▶ _WHAT YOU HAVE TO DO_: For the material that follows, list every line containing the word "this".

----

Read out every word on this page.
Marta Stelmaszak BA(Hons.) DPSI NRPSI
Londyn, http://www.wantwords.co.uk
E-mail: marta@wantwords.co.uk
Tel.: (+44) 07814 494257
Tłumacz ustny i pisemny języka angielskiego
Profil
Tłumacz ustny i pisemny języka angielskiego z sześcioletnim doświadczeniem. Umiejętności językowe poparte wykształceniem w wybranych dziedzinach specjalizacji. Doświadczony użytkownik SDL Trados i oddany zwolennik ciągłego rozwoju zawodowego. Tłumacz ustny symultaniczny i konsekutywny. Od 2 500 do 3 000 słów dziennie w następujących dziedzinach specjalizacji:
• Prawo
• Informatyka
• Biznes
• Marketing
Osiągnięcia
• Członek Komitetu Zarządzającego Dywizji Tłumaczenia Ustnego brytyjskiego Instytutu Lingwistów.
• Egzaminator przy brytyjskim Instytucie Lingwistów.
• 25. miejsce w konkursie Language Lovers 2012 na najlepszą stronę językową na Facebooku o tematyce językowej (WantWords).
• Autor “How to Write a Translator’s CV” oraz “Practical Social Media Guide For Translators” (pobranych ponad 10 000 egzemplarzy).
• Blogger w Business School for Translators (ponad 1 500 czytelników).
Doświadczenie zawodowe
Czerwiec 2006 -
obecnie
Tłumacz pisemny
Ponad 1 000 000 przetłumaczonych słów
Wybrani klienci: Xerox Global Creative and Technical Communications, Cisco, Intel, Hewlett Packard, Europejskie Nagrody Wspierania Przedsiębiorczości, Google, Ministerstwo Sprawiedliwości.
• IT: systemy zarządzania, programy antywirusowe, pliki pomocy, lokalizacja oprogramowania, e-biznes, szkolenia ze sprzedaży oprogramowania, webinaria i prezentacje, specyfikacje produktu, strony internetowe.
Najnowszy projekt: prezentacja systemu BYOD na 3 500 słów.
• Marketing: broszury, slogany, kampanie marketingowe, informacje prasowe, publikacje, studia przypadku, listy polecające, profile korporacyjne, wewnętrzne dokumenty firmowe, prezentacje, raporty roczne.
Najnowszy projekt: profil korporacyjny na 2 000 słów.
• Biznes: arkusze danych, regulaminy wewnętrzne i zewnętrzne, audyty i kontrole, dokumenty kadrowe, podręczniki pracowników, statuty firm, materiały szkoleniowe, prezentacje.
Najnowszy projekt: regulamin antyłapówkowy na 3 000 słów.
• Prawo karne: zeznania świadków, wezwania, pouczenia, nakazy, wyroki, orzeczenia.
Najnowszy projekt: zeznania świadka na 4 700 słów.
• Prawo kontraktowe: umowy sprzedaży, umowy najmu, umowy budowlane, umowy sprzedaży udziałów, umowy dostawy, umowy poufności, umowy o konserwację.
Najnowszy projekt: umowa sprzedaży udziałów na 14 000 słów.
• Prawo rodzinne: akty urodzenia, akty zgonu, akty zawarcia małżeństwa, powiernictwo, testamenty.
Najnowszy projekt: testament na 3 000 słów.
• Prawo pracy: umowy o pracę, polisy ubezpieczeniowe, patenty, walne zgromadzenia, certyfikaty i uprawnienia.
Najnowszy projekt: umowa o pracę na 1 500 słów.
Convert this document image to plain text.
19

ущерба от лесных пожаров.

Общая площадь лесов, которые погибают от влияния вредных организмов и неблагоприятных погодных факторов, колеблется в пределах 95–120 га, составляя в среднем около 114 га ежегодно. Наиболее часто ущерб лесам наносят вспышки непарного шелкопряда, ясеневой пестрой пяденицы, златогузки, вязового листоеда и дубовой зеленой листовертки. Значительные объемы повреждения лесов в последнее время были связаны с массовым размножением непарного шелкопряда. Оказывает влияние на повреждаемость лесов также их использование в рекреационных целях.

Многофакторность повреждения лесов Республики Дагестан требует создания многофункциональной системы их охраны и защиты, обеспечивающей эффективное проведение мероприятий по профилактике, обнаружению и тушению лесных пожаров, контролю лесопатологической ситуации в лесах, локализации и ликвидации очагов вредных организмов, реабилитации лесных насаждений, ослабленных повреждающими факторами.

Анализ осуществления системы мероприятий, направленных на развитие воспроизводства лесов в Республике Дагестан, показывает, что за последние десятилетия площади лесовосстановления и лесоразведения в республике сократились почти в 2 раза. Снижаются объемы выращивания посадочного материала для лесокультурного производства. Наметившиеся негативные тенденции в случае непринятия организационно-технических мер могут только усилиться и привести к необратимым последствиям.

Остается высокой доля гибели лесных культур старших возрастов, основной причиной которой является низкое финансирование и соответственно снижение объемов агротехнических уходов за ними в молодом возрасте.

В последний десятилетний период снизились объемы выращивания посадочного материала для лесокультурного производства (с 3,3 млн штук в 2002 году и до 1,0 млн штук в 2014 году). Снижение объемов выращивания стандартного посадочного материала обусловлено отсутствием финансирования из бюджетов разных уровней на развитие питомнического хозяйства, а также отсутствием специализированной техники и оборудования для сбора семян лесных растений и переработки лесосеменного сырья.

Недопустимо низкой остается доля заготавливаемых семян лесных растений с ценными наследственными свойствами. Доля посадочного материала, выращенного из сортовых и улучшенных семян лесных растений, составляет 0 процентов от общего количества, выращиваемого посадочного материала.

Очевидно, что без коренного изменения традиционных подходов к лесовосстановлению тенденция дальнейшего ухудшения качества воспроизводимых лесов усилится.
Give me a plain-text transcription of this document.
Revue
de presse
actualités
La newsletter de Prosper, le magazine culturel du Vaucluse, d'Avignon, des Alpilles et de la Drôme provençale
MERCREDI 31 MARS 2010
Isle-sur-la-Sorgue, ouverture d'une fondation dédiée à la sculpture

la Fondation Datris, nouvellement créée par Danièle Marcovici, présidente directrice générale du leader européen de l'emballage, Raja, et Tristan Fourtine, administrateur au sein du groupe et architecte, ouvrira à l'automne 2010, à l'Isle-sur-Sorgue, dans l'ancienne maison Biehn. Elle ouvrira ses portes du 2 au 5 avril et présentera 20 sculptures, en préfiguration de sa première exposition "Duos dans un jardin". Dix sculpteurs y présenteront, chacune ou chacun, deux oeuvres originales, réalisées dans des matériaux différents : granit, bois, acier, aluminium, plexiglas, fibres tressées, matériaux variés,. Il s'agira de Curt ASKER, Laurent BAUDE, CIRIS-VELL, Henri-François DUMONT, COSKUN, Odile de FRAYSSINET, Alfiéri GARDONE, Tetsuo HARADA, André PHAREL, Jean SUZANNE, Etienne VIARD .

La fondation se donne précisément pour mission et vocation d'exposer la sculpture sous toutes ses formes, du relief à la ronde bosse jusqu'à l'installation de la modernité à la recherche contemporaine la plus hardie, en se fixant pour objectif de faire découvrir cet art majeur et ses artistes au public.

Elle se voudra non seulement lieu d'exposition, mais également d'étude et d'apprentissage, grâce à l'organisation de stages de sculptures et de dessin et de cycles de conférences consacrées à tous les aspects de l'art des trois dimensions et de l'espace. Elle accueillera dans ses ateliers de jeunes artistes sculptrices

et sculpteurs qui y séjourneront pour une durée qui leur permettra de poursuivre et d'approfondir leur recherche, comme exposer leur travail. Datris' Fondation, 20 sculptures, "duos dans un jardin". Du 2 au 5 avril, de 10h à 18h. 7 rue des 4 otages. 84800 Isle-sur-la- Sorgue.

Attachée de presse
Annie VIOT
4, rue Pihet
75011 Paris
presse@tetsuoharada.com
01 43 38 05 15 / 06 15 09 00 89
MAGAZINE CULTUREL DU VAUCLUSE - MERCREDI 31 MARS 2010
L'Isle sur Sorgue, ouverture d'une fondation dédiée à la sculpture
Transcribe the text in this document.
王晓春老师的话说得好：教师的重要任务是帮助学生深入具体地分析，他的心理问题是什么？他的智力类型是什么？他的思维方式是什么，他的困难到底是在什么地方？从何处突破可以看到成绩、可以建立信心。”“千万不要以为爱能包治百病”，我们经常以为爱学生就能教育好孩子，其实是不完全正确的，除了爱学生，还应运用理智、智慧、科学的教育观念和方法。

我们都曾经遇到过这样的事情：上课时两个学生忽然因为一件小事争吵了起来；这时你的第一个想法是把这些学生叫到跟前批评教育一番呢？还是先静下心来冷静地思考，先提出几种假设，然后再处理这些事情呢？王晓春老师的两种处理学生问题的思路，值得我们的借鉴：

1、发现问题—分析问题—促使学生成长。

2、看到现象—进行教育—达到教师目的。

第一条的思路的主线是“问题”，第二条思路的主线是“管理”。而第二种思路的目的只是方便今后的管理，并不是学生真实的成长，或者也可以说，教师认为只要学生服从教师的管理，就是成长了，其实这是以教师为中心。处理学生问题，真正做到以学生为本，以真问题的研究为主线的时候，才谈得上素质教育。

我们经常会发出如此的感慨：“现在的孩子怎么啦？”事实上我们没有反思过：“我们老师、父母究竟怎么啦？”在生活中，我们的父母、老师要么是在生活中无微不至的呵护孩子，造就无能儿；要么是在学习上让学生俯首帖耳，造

----

▶ _EXERCISE RESULT_:
Read out every word on this page.
Convert this document image to plain text.
Give me a plain-text transcription of this document.
Transcribe the text in this document.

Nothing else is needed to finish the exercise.